(INSTRUCTION): Copy each line in which the string "jest" occurs.

(EXTRACTED INFORMATION):
★ ★ ★ ★ ★ ★ ★
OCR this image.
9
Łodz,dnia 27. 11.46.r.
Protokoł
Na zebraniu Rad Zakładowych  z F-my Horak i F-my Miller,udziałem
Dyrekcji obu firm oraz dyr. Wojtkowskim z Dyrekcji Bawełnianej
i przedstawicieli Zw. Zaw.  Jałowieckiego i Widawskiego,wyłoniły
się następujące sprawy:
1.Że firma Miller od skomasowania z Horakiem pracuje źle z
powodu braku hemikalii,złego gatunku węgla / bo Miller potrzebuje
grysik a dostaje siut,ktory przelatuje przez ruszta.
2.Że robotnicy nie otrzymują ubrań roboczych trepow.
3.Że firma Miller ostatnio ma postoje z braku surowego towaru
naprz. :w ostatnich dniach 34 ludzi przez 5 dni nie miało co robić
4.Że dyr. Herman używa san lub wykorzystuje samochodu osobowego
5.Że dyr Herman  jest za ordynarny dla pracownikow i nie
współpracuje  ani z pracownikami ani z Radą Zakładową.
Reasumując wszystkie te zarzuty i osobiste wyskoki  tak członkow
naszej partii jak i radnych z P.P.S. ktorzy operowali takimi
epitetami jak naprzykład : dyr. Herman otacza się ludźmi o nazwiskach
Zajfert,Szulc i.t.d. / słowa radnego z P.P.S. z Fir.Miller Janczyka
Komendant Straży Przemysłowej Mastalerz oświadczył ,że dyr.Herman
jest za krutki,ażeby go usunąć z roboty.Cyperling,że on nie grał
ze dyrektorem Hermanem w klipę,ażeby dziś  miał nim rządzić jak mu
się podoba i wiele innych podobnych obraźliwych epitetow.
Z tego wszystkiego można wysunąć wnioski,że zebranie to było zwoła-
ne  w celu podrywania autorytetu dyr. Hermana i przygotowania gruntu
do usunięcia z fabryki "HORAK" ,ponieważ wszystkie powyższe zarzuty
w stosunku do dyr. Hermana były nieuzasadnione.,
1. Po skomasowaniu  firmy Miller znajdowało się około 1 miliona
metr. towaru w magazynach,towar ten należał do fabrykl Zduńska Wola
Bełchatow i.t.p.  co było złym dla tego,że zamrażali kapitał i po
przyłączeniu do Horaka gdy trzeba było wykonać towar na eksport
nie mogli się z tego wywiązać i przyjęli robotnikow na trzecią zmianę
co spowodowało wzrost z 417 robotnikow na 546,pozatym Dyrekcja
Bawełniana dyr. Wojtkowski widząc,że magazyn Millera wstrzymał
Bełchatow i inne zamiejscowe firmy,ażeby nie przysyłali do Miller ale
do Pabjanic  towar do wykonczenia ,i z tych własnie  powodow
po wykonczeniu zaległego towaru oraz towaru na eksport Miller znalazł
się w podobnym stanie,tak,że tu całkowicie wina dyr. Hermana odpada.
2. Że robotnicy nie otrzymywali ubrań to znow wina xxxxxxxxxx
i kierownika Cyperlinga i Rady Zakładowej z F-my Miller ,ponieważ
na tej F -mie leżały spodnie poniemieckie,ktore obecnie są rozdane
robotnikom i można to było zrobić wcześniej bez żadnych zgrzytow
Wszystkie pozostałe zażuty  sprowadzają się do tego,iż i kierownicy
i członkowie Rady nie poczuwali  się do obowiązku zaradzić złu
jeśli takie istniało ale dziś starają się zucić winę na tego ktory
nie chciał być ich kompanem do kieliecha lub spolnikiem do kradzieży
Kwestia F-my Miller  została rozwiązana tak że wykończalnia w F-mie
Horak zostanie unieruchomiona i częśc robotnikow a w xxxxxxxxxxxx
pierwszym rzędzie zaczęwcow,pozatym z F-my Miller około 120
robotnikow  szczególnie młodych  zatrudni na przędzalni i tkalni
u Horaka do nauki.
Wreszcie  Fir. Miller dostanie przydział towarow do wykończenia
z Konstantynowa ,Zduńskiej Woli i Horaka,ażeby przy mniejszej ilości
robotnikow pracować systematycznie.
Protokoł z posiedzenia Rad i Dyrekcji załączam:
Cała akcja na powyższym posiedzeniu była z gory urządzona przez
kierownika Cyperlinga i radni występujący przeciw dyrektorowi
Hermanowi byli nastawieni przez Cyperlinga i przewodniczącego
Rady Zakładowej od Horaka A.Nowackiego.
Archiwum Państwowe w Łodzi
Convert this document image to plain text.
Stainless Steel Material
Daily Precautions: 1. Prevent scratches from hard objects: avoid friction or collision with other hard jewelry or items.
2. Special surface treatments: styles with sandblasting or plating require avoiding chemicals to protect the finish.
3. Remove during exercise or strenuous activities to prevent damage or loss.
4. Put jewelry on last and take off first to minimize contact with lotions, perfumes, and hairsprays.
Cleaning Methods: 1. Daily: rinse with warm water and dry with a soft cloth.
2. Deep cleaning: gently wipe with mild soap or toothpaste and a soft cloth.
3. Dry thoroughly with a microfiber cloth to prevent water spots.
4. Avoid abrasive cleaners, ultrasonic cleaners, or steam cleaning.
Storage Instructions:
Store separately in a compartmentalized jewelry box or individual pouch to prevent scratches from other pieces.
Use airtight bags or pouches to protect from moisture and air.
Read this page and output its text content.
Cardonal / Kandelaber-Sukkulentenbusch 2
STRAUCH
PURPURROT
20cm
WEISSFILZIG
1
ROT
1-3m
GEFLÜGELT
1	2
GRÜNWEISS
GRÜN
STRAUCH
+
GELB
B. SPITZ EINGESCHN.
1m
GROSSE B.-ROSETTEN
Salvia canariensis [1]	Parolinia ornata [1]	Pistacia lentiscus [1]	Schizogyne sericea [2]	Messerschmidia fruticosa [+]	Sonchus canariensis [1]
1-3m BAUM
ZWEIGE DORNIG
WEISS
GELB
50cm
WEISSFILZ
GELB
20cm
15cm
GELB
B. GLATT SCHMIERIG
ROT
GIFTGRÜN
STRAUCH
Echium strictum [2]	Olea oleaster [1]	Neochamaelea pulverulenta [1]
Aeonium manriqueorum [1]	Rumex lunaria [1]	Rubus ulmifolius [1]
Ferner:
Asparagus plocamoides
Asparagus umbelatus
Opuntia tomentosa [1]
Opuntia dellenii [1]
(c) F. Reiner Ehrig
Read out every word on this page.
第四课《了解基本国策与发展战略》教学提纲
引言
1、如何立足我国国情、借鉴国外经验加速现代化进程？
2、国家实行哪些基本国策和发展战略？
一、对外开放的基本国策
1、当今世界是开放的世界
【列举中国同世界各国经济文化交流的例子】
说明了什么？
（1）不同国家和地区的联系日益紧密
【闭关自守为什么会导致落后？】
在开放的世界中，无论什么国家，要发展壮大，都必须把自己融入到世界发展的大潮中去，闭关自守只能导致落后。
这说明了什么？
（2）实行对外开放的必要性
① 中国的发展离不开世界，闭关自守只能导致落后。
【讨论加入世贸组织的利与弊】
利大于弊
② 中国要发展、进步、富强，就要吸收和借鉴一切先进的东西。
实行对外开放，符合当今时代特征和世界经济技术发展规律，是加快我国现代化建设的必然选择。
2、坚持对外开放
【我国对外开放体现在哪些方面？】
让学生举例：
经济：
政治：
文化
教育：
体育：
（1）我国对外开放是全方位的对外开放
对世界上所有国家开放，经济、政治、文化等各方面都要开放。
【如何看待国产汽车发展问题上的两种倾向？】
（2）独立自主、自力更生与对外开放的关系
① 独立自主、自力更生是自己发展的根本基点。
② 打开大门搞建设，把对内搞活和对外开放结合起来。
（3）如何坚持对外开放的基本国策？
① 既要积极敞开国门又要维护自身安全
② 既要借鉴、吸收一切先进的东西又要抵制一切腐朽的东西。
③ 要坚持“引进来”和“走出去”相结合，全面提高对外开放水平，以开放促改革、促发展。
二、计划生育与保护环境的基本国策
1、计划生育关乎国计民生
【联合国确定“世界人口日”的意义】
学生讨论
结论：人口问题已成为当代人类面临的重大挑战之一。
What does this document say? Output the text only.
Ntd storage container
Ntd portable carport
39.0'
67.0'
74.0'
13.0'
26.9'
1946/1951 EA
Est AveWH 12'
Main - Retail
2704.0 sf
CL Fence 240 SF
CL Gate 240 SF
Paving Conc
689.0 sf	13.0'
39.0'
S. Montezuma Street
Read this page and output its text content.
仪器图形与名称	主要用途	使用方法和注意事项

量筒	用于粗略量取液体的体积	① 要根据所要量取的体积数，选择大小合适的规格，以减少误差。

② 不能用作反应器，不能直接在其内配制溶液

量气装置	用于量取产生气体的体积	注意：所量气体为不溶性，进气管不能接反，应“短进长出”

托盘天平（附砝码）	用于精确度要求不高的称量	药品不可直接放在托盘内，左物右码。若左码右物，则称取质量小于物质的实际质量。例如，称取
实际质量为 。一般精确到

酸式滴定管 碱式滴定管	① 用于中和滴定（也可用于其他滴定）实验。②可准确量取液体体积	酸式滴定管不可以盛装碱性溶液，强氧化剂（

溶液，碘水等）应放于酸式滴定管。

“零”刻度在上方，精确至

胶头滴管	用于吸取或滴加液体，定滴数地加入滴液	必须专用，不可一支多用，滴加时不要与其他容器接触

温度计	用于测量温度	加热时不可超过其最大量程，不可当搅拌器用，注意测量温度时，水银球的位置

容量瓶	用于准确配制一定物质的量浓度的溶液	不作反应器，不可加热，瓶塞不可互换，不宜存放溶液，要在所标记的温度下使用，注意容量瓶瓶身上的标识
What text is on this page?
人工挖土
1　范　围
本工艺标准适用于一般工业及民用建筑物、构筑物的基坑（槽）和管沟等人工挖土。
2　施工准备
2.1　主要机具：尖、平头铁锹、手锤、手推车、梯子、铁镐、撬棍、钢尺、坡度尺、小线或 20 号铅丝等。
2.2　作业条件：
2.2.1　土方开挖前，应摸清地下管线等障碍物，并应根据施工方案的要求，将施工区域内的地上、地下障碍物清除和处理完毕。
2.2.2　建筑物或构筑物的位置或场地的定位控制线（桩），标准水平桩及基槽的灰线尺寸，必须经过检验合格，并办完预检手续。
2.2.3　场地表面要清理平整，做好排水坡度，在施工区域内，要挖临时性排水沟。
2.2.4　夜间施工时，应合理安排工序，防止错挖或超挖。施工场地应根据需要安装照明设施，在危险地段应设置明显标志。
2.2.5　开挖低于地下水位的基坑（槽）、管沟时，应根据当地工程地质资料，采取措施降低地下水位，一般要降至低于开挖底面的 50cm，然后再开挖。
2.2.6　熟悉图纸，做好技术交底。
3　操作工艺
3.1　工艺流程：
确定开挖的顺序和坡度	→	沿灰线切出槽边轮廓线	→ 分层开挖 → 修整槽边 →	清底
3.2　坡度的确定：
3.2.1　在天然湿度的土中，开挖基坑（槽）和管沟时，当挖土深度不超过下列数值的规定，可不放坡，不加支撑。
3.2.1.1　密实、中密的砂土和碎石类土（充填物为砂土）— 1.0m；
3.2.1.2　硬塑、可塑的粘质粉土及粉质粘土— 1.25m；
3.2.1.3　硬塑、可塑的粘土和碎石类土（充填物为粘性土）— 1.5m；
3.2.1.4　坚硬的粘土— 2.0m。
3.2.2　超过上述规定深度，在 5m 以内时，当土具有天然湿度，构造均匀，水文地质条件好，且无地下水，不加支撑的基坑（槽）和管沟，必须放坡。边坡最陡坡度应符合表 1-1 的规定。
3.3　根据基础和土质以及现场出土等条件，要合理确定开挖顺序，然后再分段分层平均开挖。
★ ★ ★ ★ ★ ★ ★
(TASK SOLUTION):
5.Że dyr Herman  jest za ordynarny dla pracownikow i nie
jest za krutki,ażeby go usunąć z roboty.Cyperling,że on nie grał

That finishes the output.